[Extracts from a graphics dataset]
————

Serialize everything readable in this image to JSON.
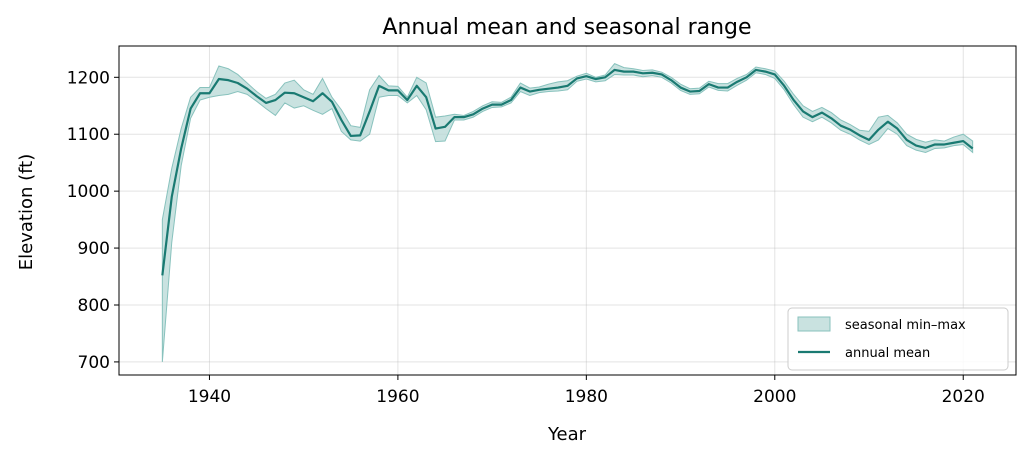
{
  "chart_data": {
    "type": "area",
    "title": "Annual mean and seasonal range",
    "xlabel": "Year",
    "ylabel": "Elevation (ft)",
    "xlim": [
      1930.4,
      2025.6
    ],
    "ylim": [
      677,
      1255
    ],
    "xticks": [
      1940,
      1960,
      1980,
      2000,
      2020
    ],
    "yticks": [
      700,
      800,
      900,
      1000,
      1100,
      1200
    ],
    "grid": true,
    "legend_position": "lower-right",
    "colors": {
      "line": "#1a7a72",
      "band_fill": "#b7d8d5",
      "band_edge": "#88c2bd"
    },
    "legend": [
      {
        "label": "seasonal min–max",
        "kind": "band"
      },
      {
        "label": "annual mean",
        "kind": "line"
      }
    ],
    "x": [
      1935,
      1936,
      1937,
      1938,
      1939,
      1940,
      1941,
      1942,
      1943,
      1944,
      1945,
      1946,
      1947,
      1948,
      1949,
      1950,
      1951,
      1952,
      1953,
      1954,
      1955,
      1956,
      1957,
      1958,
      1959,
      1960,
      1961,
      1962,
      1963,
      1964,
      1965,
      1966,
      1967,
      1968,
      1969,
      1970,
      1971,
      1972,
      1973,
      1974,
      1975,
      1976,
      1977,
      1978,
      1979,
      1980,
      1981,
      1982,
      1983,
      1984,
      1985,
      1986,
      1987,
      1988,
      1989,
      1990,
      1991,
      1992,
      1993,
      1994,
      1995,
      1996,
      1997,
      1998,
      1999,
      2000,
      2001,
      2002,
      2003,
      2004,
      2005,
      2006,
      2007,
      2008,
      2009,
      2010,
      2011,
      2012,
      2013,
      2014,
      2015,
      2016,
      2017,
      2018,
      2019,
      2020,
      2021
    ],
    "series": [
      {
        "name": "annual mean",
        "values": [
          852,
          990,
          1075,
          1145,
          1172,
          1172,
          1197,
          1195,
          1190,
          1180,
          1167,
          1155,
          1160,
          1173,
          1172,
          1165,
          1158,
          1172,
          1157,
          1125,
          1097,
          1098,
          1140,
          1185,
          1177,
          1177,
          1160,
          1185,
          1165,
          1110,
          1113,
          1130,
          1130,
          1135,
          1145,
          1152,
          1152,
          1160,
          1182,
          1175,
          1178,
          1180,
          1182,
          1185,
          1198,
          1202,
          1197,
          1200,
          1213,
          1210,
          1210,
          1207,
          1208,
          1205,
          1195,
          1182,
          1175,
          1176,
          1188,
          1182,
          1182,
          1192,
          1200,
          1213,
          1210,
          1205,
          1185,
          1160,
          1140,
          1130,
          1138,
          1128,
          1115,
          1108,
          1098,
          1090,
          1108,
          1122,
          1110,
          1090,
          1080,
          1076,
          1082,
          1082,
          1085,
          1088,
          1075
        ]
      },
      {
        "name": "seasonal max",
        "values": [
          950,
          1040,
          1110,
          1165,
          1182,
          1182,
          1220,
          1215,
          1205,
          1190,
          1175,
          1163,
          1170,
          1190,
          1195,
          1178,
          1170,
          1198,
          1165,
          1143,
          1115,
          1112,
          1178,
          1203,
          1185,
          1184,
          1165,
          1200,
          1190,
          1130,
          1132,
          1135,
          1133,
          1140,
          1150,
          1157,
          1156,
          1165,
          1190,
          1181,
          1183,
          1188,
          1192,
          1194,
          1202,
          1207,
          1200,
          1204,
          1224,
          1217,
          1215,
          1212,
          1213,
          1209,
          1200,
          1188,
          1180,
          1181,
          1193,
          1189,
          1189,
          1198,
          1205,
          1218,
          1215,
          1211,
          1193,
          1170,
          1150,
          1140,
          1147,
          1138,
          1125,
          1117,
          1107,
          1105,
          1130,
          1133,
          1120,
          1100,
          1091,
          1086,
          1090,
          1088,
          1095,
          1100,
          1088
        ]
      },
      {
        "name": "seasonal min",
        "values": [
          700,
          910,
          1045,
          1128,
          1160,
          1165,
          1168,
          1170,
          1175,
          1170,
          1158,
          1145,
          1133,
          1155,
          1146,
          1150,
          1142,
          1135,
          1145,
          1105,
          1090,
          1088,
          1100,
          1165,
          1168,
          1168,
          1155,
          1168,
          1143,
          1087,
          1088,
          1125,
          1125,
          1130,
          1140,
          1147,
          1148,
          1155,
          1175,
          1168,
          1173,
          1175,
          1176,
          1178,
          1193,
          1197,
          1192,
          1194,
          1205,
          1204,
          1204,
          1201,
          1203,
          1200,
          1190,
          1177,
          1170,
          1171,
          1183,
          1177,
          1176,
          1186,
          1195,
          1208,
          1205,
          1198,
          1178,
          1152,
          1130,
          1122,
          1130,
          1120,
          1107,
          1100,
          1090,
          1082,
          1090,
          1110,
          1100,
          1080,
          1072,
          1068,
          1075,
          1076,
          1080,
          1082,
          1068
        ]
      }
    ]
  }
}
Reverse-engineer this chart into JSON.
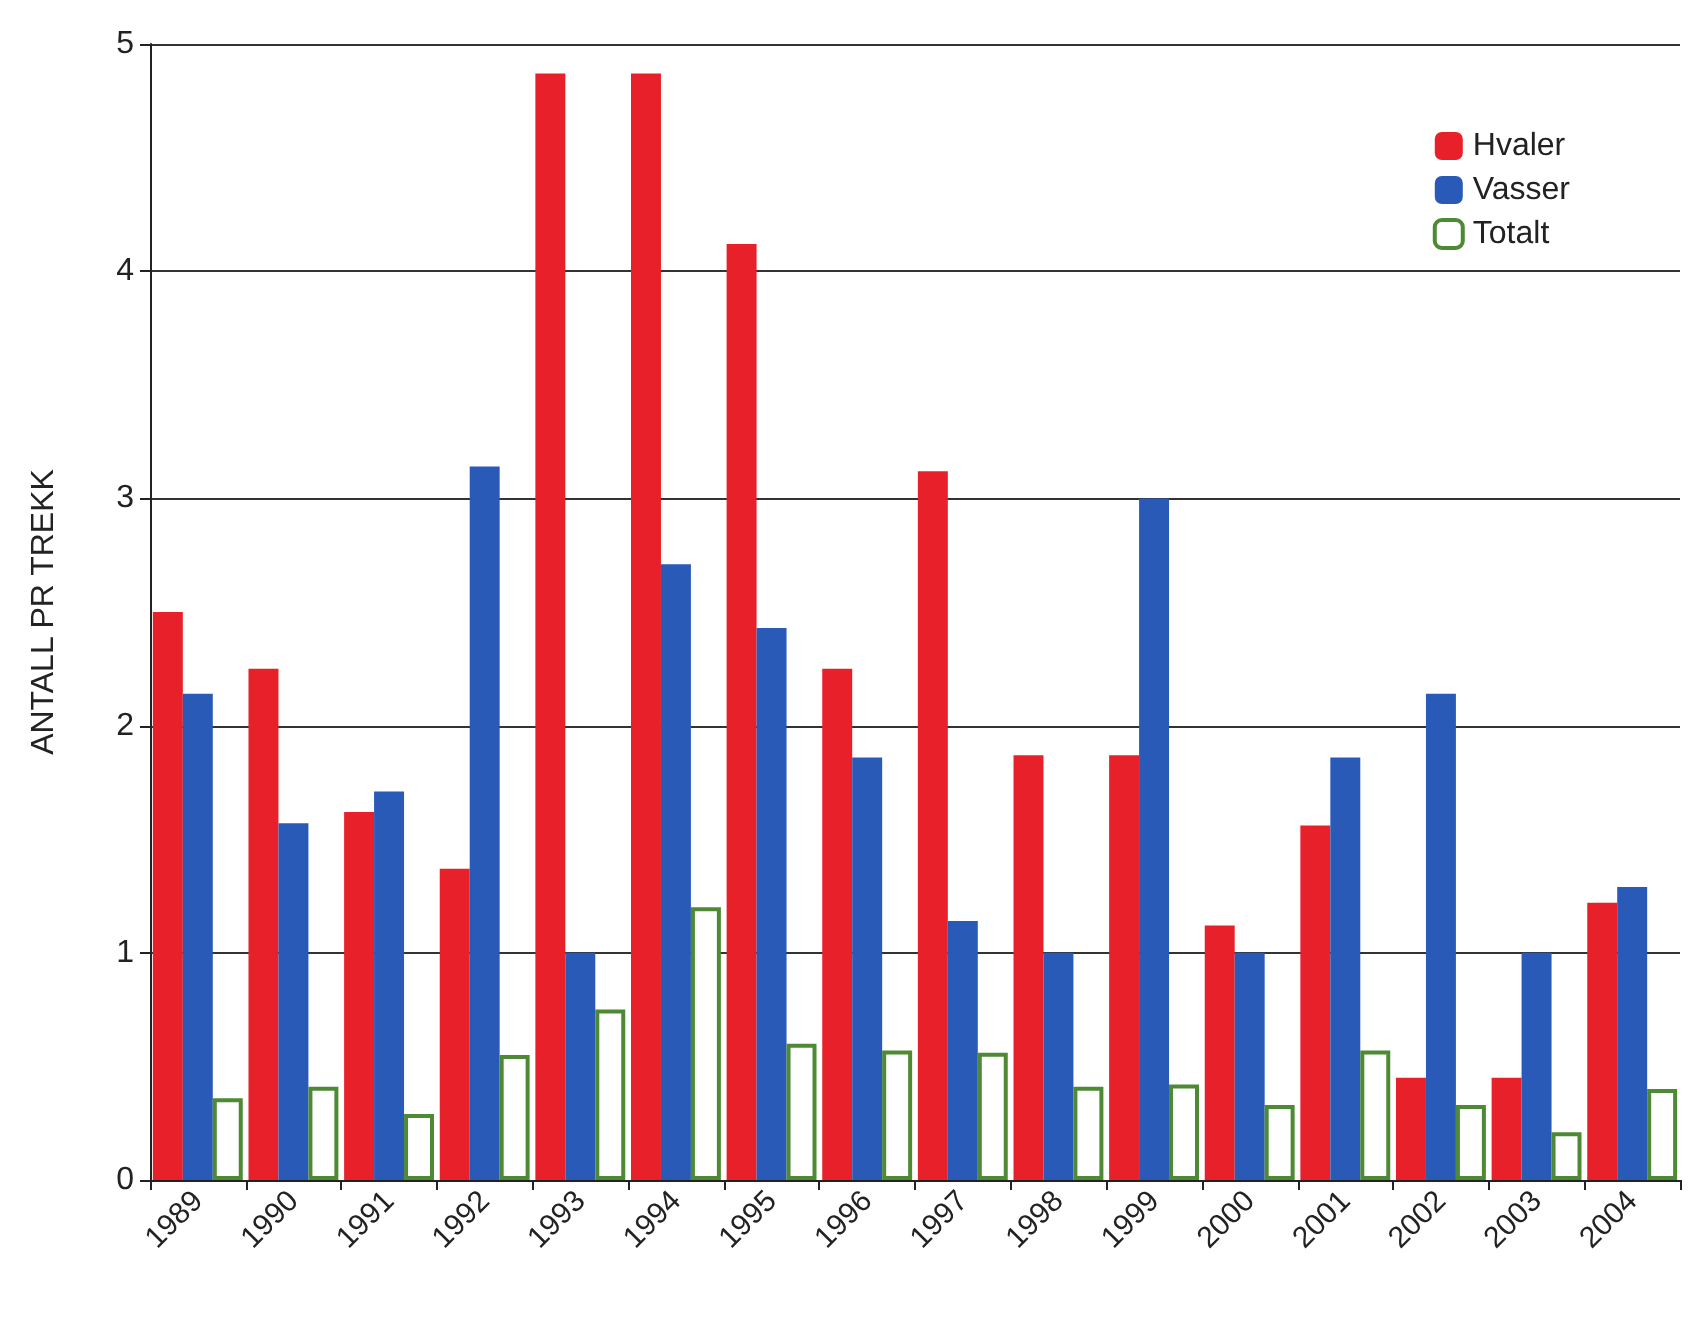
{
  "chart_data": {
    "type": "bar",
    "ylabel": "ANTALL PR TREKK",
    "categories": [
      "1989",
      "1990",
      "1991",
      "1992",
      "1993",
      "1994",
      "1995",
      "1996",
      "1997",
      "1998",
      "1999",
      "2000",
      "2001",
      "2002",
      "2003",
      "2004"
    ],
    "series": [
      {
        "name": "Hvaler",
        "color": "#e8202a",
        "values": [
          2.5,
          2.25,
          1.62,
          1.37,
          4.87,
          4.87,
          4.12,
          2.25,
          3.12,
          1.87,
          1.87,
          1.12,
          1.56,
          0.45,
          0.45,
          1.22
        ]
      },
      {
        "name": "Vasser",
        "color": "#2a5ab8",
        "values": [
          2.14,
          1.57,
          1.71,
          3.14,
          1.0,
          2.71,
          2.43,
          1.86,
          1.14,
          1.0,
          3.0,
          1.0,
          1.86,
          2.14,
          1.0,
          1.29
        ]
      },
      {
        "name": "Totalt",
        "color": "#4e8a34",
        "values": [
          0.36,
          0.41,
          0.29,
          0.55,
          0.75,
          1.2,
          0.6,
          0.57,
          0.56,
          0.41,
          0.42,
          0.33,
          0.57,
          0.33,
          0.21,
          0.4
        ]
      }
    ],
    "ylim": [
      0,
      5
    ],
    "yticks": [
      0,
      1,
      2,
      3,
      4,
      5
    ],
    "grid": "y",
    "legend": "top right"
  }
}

————

Check each line above for the word "this", and copy the lines where it appears.

Serialize everything readable in this image to JSON.
Reverse-engineer this chart into JSON.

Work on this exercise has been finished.